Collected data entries
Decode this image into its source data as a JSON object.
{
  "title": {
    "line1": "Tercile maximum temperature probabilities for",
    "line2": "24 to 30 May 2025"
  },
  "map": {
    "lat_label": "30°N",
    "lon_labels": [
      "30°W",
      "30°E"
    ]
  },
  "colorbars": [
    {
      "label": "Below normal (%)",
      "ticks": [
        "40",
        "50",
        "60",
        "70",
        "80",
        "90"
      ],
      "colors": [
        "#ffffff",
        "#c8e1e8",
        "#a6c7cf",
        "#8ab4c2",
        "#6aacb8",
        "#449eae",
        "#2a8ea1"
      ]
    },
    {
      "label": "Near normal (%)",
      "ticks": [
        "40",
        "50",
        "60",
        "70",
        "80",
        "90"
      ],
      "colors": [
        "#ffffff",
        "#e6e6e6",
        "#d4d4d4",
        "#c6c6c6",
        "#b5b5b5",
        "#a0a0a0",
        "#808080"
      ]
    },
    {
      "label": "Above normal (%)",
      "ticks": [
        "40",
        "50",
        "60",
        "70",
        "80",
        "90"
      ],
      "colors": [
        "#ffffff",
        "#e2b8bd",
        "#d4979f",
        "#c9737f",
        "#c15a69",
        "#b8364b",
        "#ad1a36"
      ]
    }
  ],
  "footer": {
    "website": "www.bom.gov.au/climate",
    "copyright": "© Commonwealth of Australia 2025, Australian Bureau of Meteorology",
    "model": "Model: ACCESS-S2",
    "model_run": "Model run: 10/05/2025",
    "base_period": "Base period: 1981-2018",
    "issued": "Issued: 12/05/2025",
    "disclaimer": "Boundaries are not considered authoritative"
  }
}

*Task to complete:* Please reproduce each line exactly as written.

*The answer:*
Decode this image into its source data as a JSON object.
{
  "title": {
    "line1": "Tercile maximum temperature probabilities for",
    "line2": "24 to 30 May 2025"
  },
  "map": {
    "lat_label": "30°N",
    "lon_labels": [
      "30°W",
      "30°E"
    ]
  },
  "colorbars": [
    {
      "label": "Below normal (%)",
      "ticks": [
        "40",
        "50",
        "60",
        "70",
        "80",
        "90"
      ],
      "colors": [
        "#ffffff",
        "#c8e1e8",
        "#a6c7cf",
        "#8ab4c2",
        "#6aacb8",
        "#449eae",
        "#2a8ea1"
      ]
    },
    {
      "label": "Near normal (%)",
      "ticks": [
        "40",
        "50",
        "60",
        "70",
        "80",
        "90"
      ],
      "colors": [
        "#ffffff",
        "#e6e6e6",
        "#d4d4d4",
        "#c6c6c6",
        "#b5b5b5",
        "#a0a0a0",
        "#808080"
      ]
    },
    {
      "label": "Above normal (%)",
      "ticks": [
        "40",
        "50",
        "60",
        "70",
        "80",
        "90"
      ],
      "colors": [
        "#ffffff",
        "#e2b8bd",
        "#d4979f",
        "#c9737f",
        "#c15a69",
        "#b8364b",
        "#ad1a36"
      ]
    }
  ],
  "footer": {
    "website": "www.bom.gov.au/climate",
    "copyright": "© Commonwealth of Australia 2025, Australian Bureau of Meteorology",
    "model": "Model: ACCESS-S2",
    "model_run": "Model run: 10/05/2025",
    "base_period": "Base period: 1981-2018",
    "issued": "Issued: 12/05/2025",
    "disclaimer": "Boundaries are not considered authoritative"
  }
}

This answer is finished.